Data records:
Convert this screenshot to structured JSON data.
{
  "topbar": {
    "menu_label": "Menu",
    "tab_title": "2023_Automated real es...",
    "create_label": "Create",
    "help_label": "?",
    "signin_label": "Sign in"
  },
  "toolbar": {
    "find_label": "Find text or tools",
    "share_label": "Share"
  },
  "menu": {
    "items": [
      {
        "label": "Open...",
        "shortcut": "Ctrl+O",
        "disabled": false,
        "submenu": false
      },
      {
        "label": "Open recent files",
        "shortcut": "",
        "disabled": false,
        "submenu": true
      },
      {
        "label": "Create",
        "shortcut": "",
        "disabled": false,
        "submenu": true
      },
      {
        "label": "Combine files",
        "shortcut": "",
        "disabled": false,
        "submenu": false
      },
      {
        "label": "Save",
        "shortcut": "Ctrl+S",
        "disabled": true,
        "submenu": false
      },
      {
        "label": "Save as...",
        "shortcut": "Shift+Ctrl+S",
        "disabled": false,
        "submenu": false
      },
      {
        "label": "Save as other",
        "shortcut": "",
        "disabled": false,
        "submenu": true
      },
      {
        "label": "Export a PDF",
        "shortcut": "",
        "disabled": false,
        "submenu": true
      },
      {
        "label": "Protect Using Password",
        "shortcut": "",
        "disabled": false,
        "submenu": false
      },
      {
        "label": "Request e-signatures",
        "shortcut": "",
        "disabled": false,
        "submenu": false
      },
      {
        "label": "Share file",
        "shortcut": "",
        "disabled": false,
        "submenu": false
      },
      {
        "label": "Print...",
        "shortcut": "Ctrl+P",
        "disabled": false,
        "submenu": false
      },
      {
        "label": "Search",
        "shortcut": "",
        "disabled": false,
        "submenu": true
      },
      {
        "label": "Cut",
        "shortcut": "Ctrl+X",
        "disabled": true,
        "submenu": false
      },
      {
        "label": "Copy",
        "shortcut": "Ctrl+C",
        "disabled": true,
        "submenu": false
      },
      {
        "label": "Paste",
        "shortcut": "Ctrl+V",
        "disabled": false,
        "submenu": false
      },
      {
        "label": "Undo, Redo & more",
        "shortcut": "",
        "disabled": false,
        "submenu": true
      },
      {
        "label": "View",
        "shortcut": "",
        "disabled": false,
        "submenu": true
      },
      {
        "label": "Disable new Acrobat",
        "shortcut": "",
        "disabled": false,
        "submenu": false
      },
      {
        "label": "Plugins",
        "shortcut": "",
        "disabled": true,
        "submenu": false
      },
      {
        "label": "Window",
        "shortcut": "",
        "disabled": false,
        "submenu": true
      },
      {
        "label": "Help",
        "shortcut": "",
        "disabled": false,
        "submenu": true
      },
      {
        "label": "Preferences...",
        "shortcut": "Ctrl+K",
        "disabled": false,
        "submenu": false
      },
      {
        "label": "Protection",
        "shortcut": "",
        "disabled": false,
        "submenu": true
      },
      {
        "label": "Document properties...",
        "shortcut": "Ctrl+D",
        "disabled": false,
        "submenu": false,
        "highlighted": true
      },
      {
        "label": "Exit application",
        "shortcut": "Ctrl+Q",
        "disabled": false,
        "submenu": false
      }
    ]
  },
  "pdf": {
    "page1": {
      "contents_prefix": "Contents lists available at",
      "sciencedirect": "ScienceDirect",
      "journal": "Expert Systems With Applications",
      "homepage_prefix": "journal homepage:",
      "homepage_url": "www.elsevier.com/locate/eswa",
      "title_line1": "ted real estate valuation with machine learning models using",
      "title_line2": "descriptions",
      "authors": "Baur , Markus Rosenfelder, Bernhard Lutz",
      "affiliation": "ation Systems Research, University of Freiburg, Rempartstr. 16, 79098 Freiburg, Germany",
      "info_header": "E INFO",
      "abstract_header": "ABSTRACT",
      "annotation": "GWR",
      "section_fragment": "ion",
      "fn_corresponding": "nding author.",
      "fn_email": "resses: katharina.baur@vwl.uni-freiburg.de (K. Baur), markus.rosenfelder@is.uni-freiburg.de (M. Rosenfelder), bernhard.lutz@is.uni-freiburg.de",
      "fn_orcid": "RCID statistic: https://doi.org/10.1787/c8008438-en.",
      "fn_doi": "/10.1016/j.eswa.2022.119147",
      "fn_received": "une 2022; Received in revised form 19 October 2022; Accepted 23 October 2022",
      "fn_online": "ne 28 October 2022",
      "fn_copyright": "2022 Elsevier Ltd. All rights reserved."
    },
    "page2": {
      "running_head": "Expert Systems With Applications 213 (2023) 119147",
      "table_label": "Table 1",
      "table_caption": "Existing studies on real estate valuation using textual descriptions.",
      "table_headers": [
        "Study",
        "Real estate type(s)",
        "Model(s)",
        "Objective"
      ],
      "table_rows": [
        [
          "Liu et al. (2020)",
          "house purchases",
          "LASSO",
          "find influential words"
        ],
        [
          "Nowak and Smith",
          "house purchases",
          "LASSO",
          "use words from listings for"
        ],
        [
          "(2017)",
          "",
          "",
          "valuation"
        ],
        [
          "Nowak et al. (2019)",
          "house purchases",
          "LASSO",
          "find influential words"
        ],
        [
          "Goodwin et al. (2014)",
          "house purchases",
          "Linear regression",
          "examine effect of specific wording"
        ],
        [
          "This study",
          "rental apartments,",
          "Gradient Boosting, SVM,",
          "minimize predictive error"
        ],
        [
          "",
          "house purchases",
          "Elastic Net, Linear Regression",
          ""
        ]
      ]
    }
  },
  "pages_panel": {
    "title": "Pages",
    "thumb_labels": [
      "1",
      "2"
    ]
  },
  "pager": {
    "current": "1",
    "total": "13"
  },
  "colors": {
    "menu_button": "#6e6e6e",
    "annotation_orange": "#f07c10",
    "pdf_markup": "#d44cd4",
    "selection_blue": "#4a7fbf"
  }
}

*Work to be completed*.
Extract lines where the string "Baur" occurs.

*Written reply*.
      "authors": "Baur , Markus Rosenfelder, Bernhard Lutz",
      "fn_email": "resses: katharina.baur@vwl.uni-freiburg.de (K. Baur), markus.rosenfelder@is.uni-freiburg.de (M. Rosenfelder), bernhard.lutz@is.uni-freiburg.de",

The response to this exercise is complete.